(Stored data)
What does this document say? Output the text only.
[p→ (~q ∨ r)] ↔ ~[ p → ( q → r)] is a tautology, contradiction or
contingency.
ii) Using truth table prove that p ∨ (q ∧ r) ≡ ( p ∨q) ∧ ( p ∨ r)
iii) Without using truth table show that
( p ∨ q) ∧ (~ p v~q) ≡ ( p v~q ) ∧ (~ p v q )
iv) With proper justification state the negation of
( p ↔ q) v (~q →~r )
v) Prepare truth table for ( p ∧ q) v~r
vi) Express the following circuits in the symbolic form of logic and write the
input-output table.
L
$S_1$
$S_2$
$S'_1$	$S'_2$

[INSTRUCTION]:
Without omitting anything, output the entries exactly.

[TASK OUTPUT]:
What does this document say? Output the text only.
[p→ (~q ∨ r)] ↔ ~[ p → ( q → r)] is a tautology, contradiction or
contingency.
ii) Using truth table prove that p ∨ (q ∧ r) ≡ ( p ∨q) ∧ ( p ∨ r)
iii) Without using truth table show that
( p ∨ q) ∧ (~ p v~q) ≡ ( p v~q ) ∧ (~ p v q )
iv) With proper justification state the negation of
( p ↔ q) v (~q →~r )
v) Prepare truth table for ( p ∧ q) v~r
vi) Express the following circuits in the symbolic form of logic and write the
input-output table.
L
$S_1$
$S_2$
$S'_1$	$S'_2$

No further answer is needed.